(Figure data in JSON)

────────────────────

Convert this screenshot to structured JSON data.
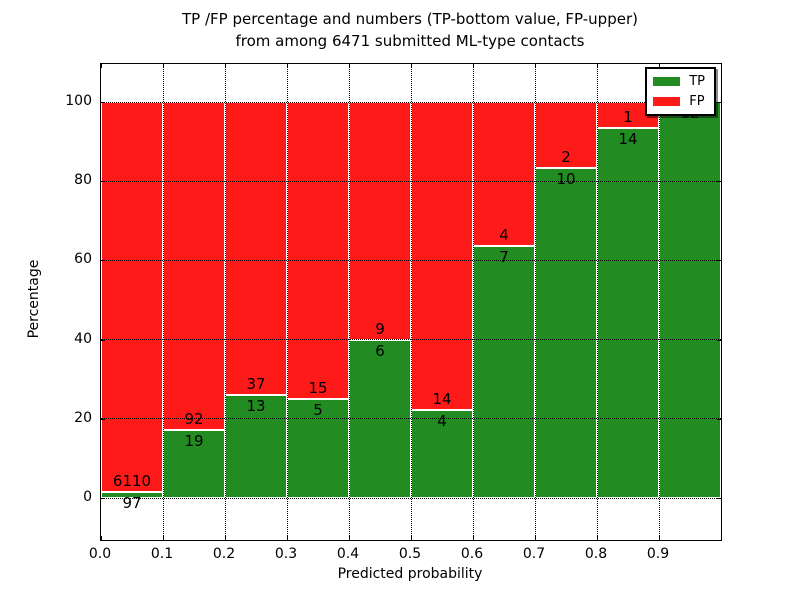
{
  "chart_data": {
    "type": "bar",
    "subtype": "stacked-percentage",
    "title": "TP /FP percentage and numbers (TP-bottom value, FP-upper) from among 6471 submitted ML-type contacts",
    "title_lines": [
      "TP /FP percentage and numbers (TP-bottom value, FP-upper)",
      "from among 6471 submitted ML-type contacts"
    ],
    "xlabel": "Predicted probability",
    "ylabel": "Percentage",
    "total_contacts": 6471,
    "bin_width": 0.1,
    "xlim": [
      0.0,
      1.0
    ],
    "ylim_display": [
      -10.6,
      109.6
    ],
    "y_ticks": [
      0,
      20,
      40,
      60,
      80,
      100
    ],
    "x_tick_labels": [
      "0.0",
      "0.1",
      "0.2",
      "0.3",
      "0.4",
      "0.5",
      "0.6",
      "0.7",
      "0.8",
      "0.9"
    ],
    "grid": "dotted",
    "bins": [
      {
        "x_range": [
          0.0,
          0.1
        ],
        "tp": 97,
        "fp": 6110,
        "tp_percent": 1.56
      },
      {
        "x_range": [
          0.1,
          0.2
        ],
        "tp": 19,
        "fp": 92,
        "tp_percent": 17.12
      },
      {
        "x_range": [
          0.2,
          0.3
        ],
        "tp": 13,
        "fp": 37,
        "tp_percent": 26.0
      },
      {
        "x_range": [
          0.3,
          0.4
        ],
        "tp": 5,
        "fp": 15,
        "tp_percent": 25.0
      },
      {
        "x_range": [
          0.4,
          0.5
        ],
        "tp": 6,
        "fp": 9,
        "tp_percent": 40.0
      },
      {
        "x_range": [
          0.5,
          0.6
        ],
        "tp": 4,
        "fp": 14,
        "tp_percent": 22.22
      },
      {
        "x_range": [
          0.6,
          0.7
        ],
        "tp": 7,
        "fp": 4,
        "tp_percent": 63.64
      },
      {
        "x_range": [
          0.7,
          0.8
        ],
        "tp": 10,
        "fp": 2,
        "tp_percent": 83.33
      },
      {
        "x_range": [
          0.8,
          0.9
        ],
        "tp": 14,
        "fp": 1,
        "tp_percent": 93.33
      },
      {
        "x_range": [
          0.9,
          1.0
        ],
        "tp": 12,
        "fp": 0,
        "tp_percent": 100.0
      }
    ],
    "series": [
      {
        "name": "TP",
        "color": "#228B22",
        "values": [
          97,
          19,
          13,
          5,
          6,
          4,
          7,
          10,
          14,
          12
        ]
      },
      {
        "name": "FP",
        "color": "#FF1A1A",
        "values": [
          6110,
          92,
          37,
          15,
          9,
          14,
          4,
          2,
          1,
          0
        ]
      }
    ],
    "legend": {
      "position": "upper right",
      "entries": [
        {
          "label": "TP",
          "color": "#228B22"
        },
        {
          "label": "FP",
          "color": "#FF1A1A"
        }
      ]
    },
    "colors": {
      "tp": "#228B22",
      "fp": "#FF1A1A",
      "grid": "#000000",
      "background": "#ffffff"
    }
  }
}
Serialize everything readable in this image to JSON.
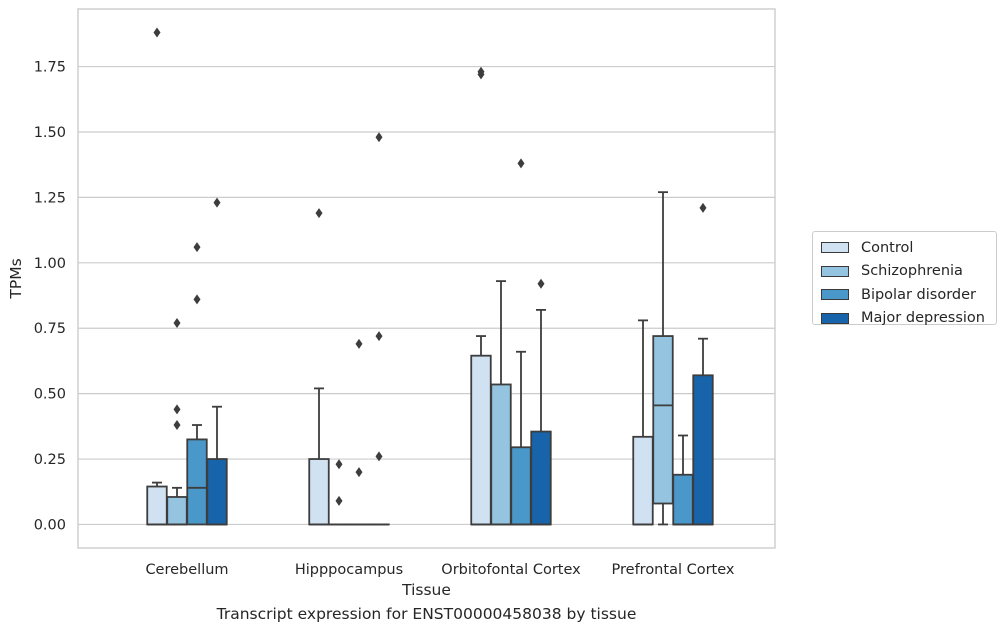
{
  "caption": "Transcript expression for ENST00000458038 by tissue",
  "chart_data": {
    "type": "boxplot",
    "title": "",
    "xlabel": "Tissue",
    "ylabel": "TPMs",
    "ylim": [
      -0.09,
      1.97
    ],
    "yticks": [
      "0.00",
      "0.25",
      "0.50",
      "0.75",
      "1.00",
      "1.25",
      "1.50",
      "1.75"
    ],
    "grid": "horizontal",
    "legend_position": "right",
    "categories": [
      "Cerebellum",
      "Hipppocampus",
      "Orbitofontal Cortex",
      "Prefrontal Cortex"
    ],
    "series": [
      {
        "name": "Control",
        "color": "#d0e1f2",
        "boxes": [
          {
            "whislo": 0,
            "q1": 0,
            "med": 0,
            "q3": 0.145,
            "whishi": 0.16,
            "fliers": [
              1.88
            ]
          },
          {
            "whislo": 0,
            "q1": 0,
            "med": 0,
            "q3": 0.25,
            "whishi": 0.52,
            "fliers": [
              1.19
            ]
          },
          {
            "whislo": 0,
            "q1": 0,
            "med": 0,
            "q3": 0.645,
            "whishi": 0.72,
            "fliers": [
              1.72,
              1.73
            ]
          },
          {
            "whislo": 0,
            "q1": 0,
            "med": 0,
            "q3": 0.335,
            "whishi": 0.78,
            "fliers": []
          }
        ]
      },
      {
        "name": "Schizophrenia",
        "color": "#94c4df",
        "boxes": [
          {
            "whislo": 0,
            "q1": 0,
            "med": 0,
            "q3": 0.105,
            "whishi": 0.14,
            "fliers": [
              0.38,
              0.44,
              0.77
            ]
          },
          {
            "whislo": 0,
            "q1": 0,
            "med": 0,
            "q3": 0,
            "whishi": 0,
            "fliers": [
              0.09,
              0.23
            ]
          },
          {
            "whislo": 0,
            "q1": 0,
            "med": 0,
            "q3": 0.535,
            "whishi": 0.93,
            "fliers": []
          },
          {
            "whislo": 0,
            "q1": 0.08,
            "med": 0.455,
            "q3": 0.72,
            "whishi": 1.27,
            "fliers": []
          }
        ]
      },
      {
        "name": "Bipolar disorder",
        "color": "#4a98c9",
        "boxes": [
          {
            "whislo": 0,
            "q1": 0,
            "med": 0.14,
            "q3": 0.325,
            "whishi": 0.38,
            "fliers": [
              0.86,
              1.06
            ]
          },
          {
            "whislo": 0,
            "q1": 0,
            "med": 0,
            "q3": 0,
            "whishi": 0,
            "fliers": [
              0.2,
              0.69
            ]
          },
          {
            "whislo": 0,
            "q1": 0,
            "med": 0,
            "q3": 0.295,
            "whishi": 0.66,
            "fliers": [
              1.38
            ]
          },
          {
            "whislo": 0,
            "q1": 0,
            "med": 0,
            "q3": 0.19,
            "whishi": 0.34,
            "fliers": []
          }
        ]
      },
      {
        "name": "Major depression",
        "color": "#1764ab",
        "boxes": [
          {
            "whislo": 0,
            "q1": 0,
            "med": 0,
            "q3": 0.25,
            "whishi": 0.45,
            "fliers": [
              1.23
            ]
          },
          {
            "whislo": 0,
            "q1": 0,
            "med": 0,
            "q3": 0,
            "whishi": 0,
            "fliers": [
              0.26,
              0.72,
              1.48
            ]
          },
          {
            "whislo": 0,
            "q1": 0,
            "med": 0,
            "q3": 0.355,
            "whishi": 0.82,
            "fliers": [
              0.92
            ]
          },
          {
            "whislo": 0,
            "q1": 0,
            "med": 0,
            "q3": 0.57,
            "whishi": 0.71,
            "fliers": [
              1.21
            ]
          }
        ]
      }
    ]
  }
}
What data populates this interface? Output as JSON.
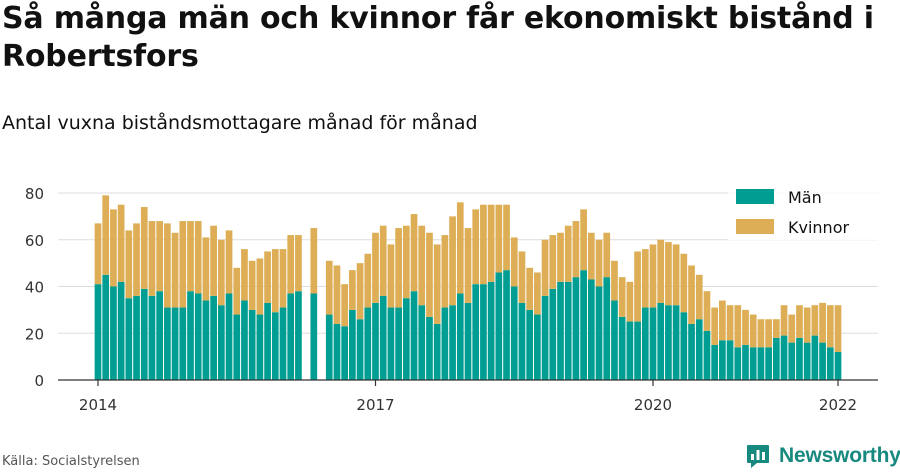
{
  "title": "Så många män och kvinnor får ekonomiskt bistånd i Robertsfors",
  "subtitle": "Antal vuxna biståndsmottagare månad för månad",
  "source": "Källa: Socialstyrelsen",
  "brand": {
    "name": "Newsworthy",
    "icon": "newsworthy-logo-icon"
  },
  "colors": {
    "men": "#009e92",
    "women": "#ddae55",
    "grid": "#dddddd",
    "axis": "#333333"
  },
  "chart_data": {
    "type": "bar",
    "stacked": true,
    "title": "Så många män och kvinnor får ekonomiskt bistånd i Robertsfors",
    "subtitle": "Antal vuxna biståndsmottagare månad för månad",
    "xlabel": "",
    "ylabel": "",
    "x_start": "2014-01",
    "x_end": "2022-01",
    "x_ticks": [
      "2014",
      "2017",
      "2020",
      "2022"
    ],
    "ylim": [
      0,
      80
    ],
    "y_ticks": [
      0,
      20,
      40,
      60,
      80
    ],
    "grid": true,
    "legend_position": "top-right",
    "categories": [
      "2014-01",
      "2014-02",
      "2014-03",
      "2014-04",
      "2014-05",
      "2014-06",
      "2014-07",
      "2014-08",
      "2014-09",
      "2014-10",
      "2014-11",
      "2014-12",
      "2015-01",
      "2015-02",
      "2015-03",
      "2015-04",
      "2015-05",
      "2015-06",
      "2015-07",
      "2015-08",
      "2015-09",
      "2015-10",
      "2015-11",
      "2015-12",
      "2016-01",
      "2016-02",
      "2016-03",
      "2016-04",
      "2016-05",
      "2016-06",
      "2016-07",
      "2016-08",
      "2016-09",
      "2016-10",
      "2016-11",
      "2016-12",
      "2017-01",
      "2017-02",
      "2017-03",
      "2017-04",
      "2017-05",
      "2017-06",
      "2017-07",
      "2017-08",
      "2017-09",
      "2017-10",
      "2017-11",
      "2017-12",
      "2018-01",
      "2018-02",
      "2018-03",
      "2018-04",
      "2018-05",
      "2018-06",
      "2018-07",
      "2018-08",
      "2018-09",
      "2018-10",
      "2018-11",
      "2018-12",
      "2019-01",
      "2019-02",
      "2019-03",
      "2019-04",
      "2019-05",
      "2019-06",
      "2019-07",
      "2019-08",
      "2019-09",
      "2019-10",
      "2019-11",
      "2019-12",
      "2020-01",
      "2020-02",
      "2020-03",
      "2020-04",
      "2020-05",
      "2020-06",
      "2020-07",
      "2020-08",
      "2020-09",
      "2020-10",
      "2020-11",
      "2020-12",
      "2021-01",
      "2021-02",
      "2021-03",
      "2021-04",
      "2021-05",
      "2021-06",
      "2021-07",
      "2021-08",
      "2021-09",
      "2021-10",
      "2021-11",
      "2021-12",
      "2022-01"
    ],
    "series": [
      {
        "name": "Män",
        "values": [
          41,
          45,
          40,
          42,
          35,
          36,
          39,
          36,
          38,
          31,
          31,
          31,
          38,
          37,
          34,
          36,
          32,
          37,
          28,
          34,
          30,
          28,
          33,
          29,
          31,
          37,
          38,
          null,
          37,
          null,
          28,
          24,
          23,
          30,
          26,
          31,
          33,
          36,
          31,
          31,
          35,
          38,
          32,
          27,
          24,
          31,
          32,
          37,
          33,
          41,
          41,
          42,
          46,
          47,
          40,
          33,
          30,
          28,
          36,
          39,
          42,
          42,
          44,
          47,
          43,
          40,
          44,
          34,
          27,
          25,
          25,
          31,
          31,
          33,
          32,
          32,
          29,
          24,
          26,
          21,
          15,
          17,
          17,
          14,
          15,
          14,
          14,
          14,
          18,
          19,
          16,
          18,
          16,
          19,
          16,
          14,
          12
        ]
      },
      {
        "name": "Kvinnor",
        "values": [
          26,
          34,
          33,
          33,
          29,
          31,
          35,
          32,
          30,
          36,
          32,
          37,
          30,
          31,
          27,
          30,
          28,
          27,
          20,
          22,
          21,
          24,
          22,
          27,
          25,
          25,
          24,
          null,
          28,
          null,
          23,
          25,
          18,
          17,
          24,
          23,
          30,
          30,
          27,
          34,
          31,
          33,
          34,
          36,
          34,
          31,
          38,
          39,
          32,
          32,
          34,
          33,
          29,
          28,
          21,
          22,
          18,
          18,
          24,
          23,
          21,
          24,
          24,
          26,
          20,
          20,
          19,
          17,
          17,
          17,
          30,
          25,
          27,
          27,
          27,
          26,
          25,
          25,
          19,
          17,
          16,
          17,
          15,
          18,
          15,
          14,
          12,
          12,
          8,
          13,
          12,
          14,
          15,
          13,
          17,
          18,
          20
        ]
      }
    ]
  }
}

────────────────────

What is required:
Pull every line containing the word "from" out of the entries above.

Response:
    "title": "TP /FP percentage and numbers (TP-bottom value, FP-upper) from among 6471 submitted ML-type contacts",
      "from among 6471 submitted ML-type contacts"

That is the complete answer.